_Material for the task_

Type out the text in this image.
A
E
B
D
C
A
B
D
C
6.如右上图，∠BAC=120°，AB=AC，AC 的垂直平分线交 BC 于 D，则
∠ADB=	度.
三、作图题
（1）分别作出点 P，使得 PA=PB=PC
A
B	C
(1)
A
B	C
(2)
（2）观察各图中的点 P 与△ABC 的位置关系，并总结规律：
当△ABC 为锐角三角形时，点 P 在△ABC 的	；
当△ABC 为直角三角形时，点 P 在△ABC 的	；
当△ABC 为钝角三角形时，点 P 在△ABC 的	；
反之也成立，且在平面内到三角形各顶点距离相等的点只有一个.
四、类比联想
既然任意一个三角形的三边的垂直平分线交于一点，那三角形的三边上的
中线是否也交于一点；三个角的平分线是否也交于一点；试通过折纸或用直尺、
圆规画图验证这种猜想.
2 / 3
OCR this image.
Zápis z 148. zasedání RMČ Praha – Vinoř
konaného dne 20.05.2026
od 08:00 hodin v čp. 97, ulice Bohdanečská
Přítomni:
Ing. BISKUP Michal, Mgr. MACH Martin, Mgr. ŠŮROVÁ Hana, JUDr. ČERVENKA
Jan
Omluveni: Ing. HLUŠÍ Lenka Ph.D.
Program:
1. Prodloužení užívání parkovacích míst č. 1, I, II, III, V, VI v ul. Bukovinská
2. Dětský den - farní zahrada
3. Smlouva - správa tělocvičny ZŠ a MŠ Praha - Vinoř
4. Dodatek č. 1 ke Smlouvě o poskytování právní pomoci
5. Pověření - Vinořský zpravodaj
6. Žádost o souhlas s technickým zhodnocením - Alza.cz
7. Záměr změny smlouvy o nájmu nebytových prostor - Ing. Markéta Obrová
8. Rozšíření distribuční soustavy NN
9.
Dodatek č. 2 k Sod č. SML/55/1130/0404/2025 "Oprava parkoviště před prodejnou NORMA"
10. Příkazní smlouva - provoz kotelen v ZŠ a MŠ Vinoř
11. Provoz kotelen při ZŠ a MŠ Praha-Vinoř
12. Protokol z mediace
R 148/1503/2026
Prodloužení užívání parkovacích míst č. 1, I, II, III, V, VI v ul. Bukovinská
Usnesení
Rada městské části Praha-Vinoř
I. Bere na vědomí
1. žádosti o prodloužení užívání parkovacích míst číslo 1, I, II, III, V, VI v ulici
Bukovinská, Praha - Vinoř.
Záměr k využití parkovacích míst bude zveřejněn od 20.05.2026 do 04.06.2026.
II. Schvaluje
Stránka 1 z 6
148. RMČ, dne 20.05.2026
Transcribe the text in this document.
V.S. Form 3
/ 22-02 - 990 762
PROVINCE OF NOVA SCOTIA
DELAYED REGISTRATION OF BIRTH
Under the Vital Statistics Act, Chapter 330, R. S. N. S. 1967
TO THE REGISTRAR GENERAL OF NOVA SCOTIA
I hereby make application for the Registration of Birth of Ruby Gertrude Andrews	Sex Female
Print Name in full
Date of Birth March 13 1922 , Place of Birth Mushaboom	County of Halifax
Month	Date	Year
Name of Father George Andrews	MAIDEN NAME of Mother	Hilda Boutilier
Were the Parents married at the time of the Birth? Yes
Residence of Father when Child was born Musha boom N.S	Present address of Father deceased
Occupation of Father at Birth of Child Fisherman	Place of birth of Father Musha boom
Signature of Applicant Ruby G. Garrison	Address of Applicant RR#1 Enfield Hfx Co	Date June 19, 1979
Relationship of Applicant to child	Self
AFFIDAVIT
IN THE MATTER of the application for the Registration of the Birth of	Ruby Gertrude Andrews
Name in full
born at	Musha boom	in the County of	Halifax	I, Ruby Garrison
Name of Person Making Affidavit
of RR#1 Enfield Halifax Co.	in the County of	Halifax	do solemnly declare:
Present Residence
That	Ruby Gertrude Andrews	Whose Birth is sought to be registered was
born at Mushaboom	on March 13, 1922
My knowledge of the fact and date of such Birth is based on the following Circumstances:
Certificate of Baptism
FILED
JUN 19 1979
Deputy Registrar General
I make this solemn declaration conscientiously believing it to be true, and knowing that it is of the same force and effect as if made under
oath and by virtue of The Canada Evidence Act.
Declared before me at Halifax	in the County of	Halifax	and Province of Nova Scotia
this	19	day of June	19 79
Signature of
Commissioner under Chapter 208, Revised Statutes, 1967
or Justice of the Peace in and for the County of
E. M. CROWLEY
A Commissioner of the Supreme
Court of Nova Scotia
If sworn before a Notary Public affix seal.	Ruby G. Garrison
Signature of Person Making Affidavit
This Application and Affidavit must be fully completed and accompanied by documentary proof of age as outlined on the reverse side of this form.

_Problem description_
From the data above, copy each line that holds "Enfield".

_Exercise answer_
Signature of Applicant Ruby G. Garrison	Address of Applicant RR#1 Enfield Hfx Co	Date June 19, 1979
of RR#1 Enfield Halifax Co.	in the County of	Halifax	do solemnly declare:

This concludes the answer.